What needs to be done: Copy every line of the records below that holds the word "JSON".

Provided entries:

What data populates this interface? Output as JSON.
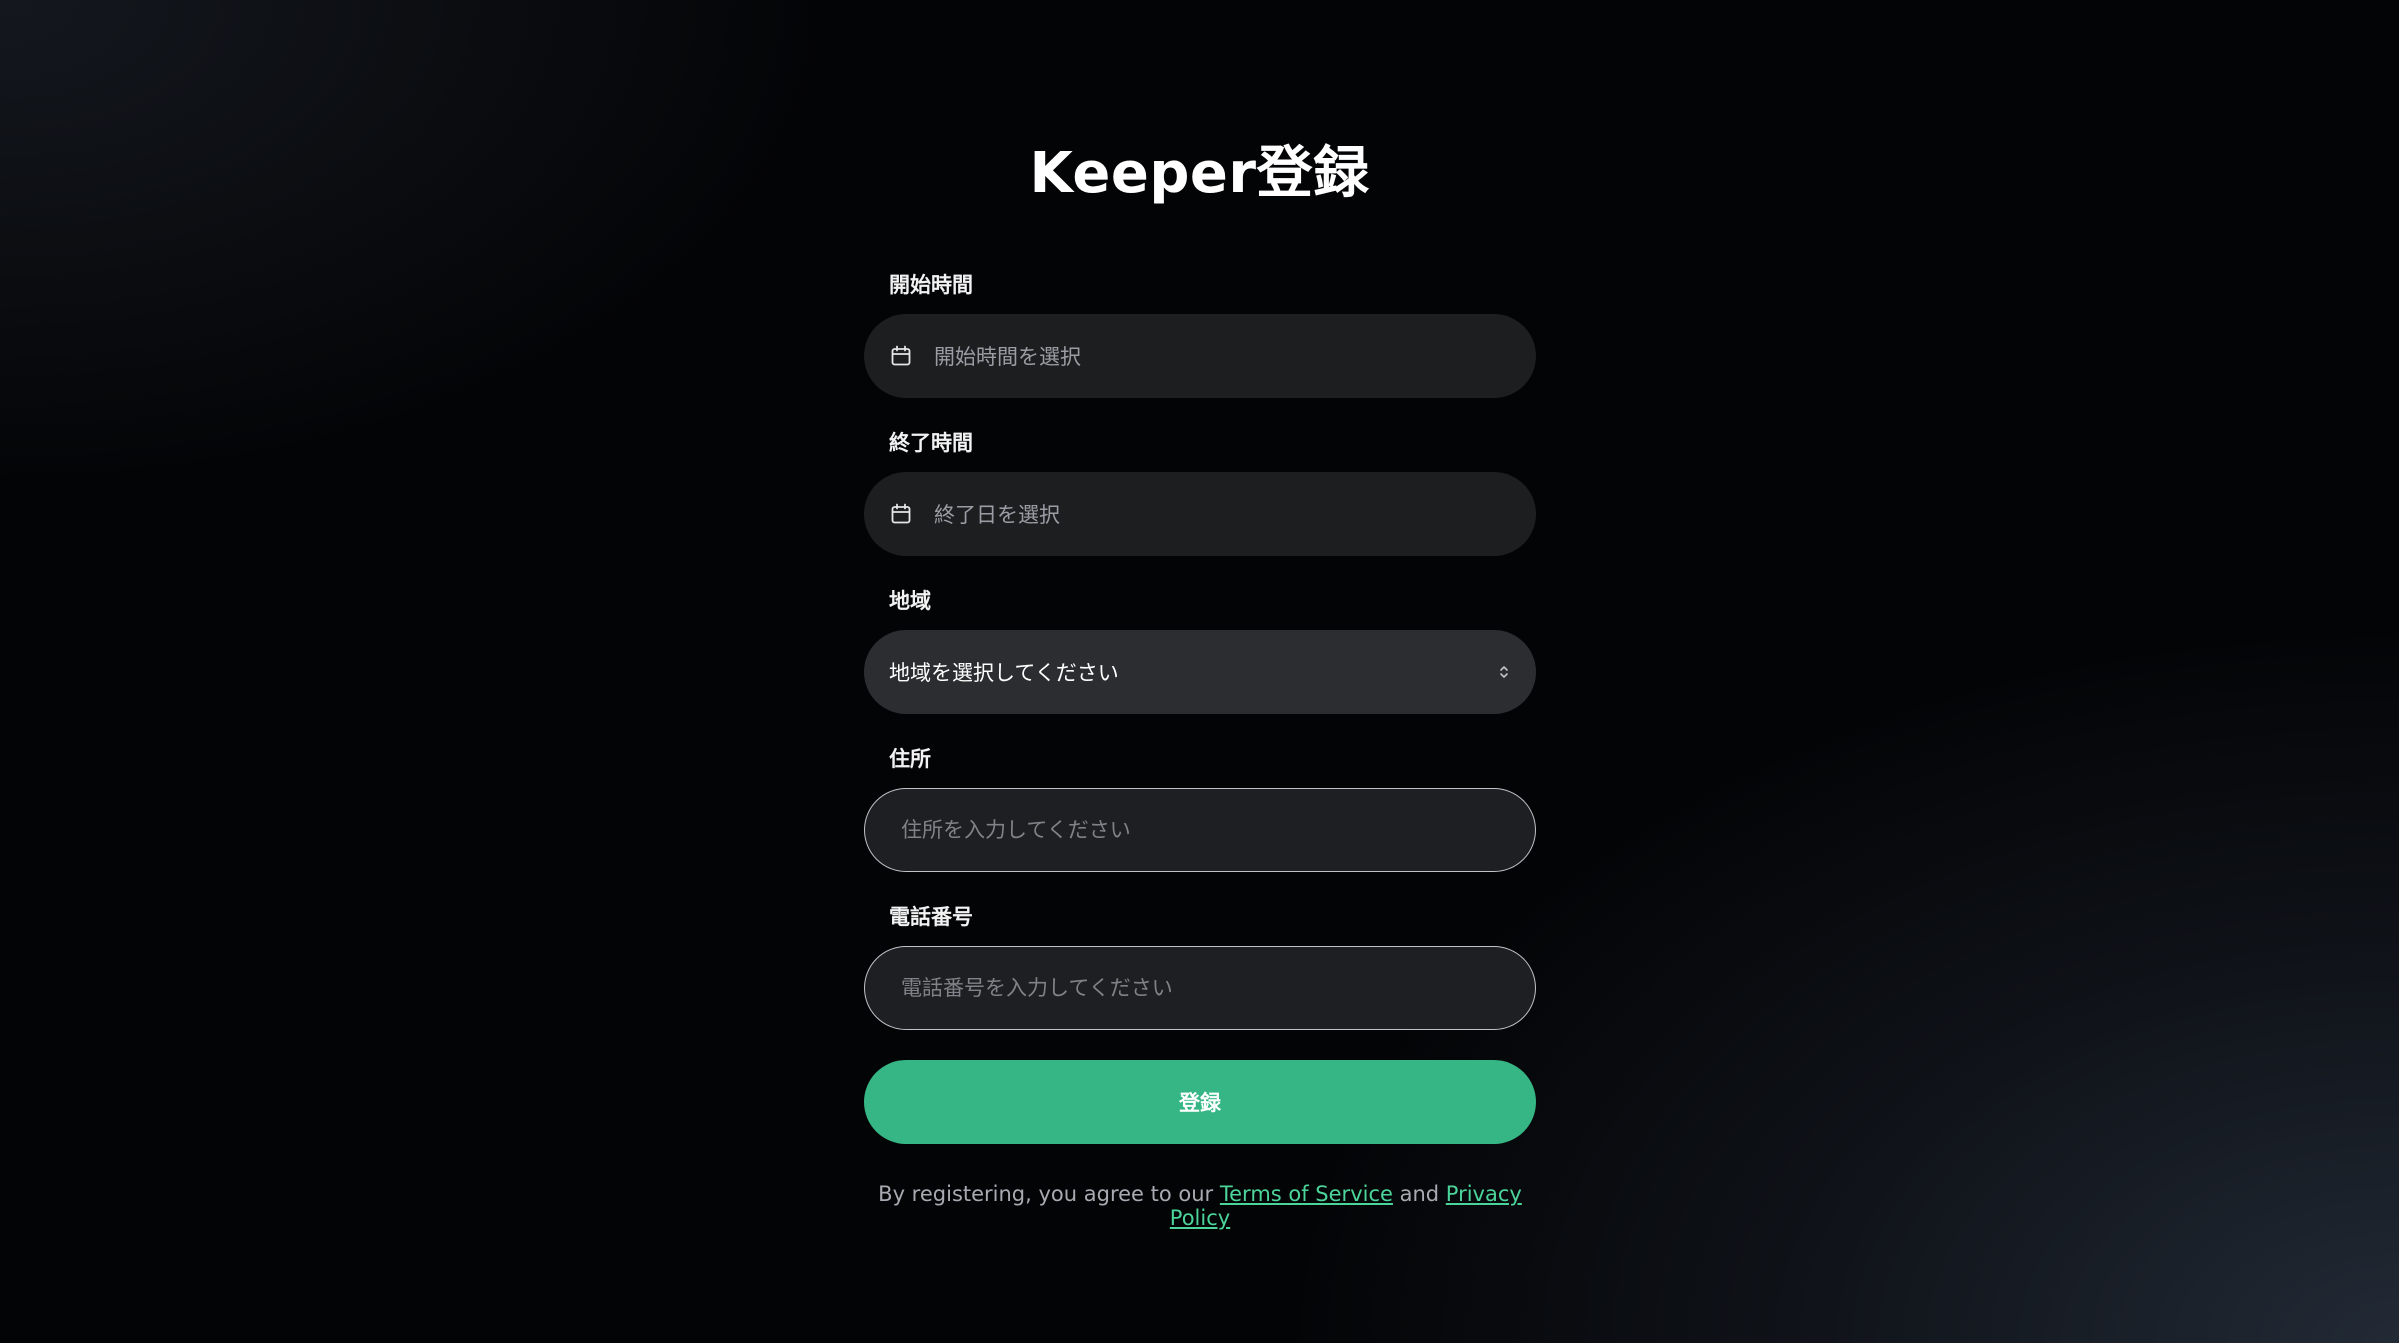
{
  "page": {
    "title": "Keeper登録"
  },
  "form": {
    "start_time": {
      "label": "開始時間",
      "placeholder": "開始時間を選択",
      "icon": "calendar-icon"
    },
    "end_time": {
      "label": "終了時間",
      "placeholder": "終了日を選択",
      "icon": "calendar-icon"
    },
    "region": {
      "label": "地域",
      "selected": "地域を選択してください",
      "icon": "chevron-updown-icon"
    },
    "address": {
      "label": "住所",
      "value": "",
      "placeholder": "住所を入力してください"
    },
    "phone": {
      "label": "電話番号",
      "value": "",
      "placeholder": "電話番号を入力してください"
    },
    "submit_label": "登録"
  },
  "legal": {
    "prefix": "By registering, you agree to our ",
    "terms_link": "Terms of Service",
    "conjunction": " and ",
    "privacy_link": "Privacy Policy"
  },
  "colors": {
    "accent": "#36b684",
    "link": "#4cd59a",
    "background": "#030406"
  }
}
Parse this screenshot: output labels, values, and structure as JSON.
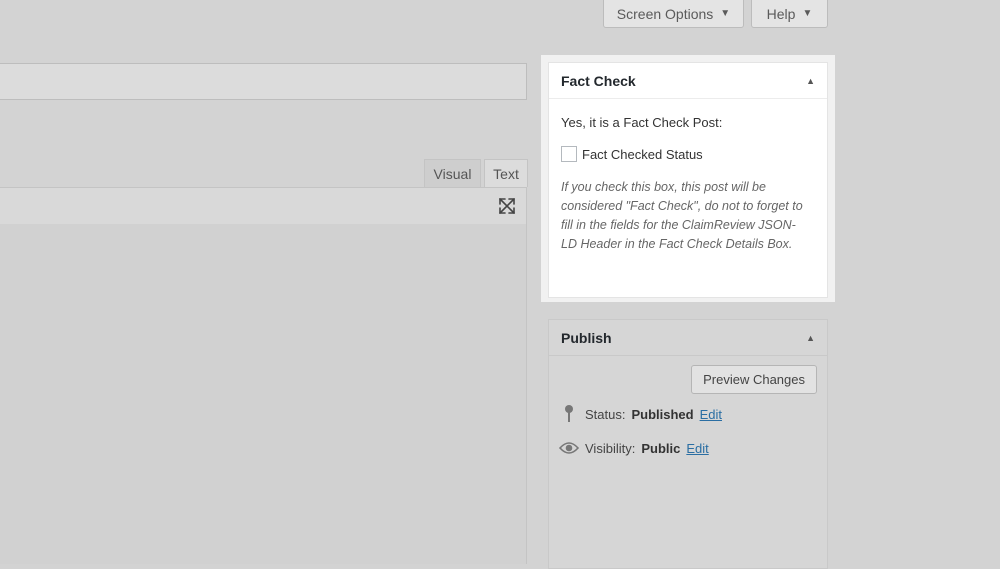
{
  "toolbar": {
    "screen_options_label": "Screen Options",
    "help_label": "Help"
  },
  "editor": {
    "tabs": [
      {
        "label": "Visual"
      },
      {
        "label": "Text"
      }
    ]
  },
  "fact_check": {
    "title": "Fact Check",
    "intro": "Yes, it is a Fact Check Post:",
    "checkbox_label": "Fact Checked Status",
    "checkbox_checked": false,
    "note": "If you check this box, this post will be considered \"Fact Check\", do not to forget to fill in the fields for the ClaimReview JSON-LD Header in the Fact Check Details Box."
  },
  "publish": {
    "title": "Publish",
    "preview_label": "Preview Changes",
    "status_label": "Status:",
    "status_value": "Published",
    "status_edit": "Edit",
    "visibility_label": "Visibility:",
    "visibility_value": "Public",
    "visibility_edit": "Edit"
  }
}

Reply to the task:
What data populates this interface? Output as JSON.
Parse this screenshot: output labels, values, and structure as JSON.
    "note": "If you check this box, this post will be considered \"Fact Check\", do not to forget to fill in the fields for the ClaimReview JSON-LD Header in the Fact Check Details Box."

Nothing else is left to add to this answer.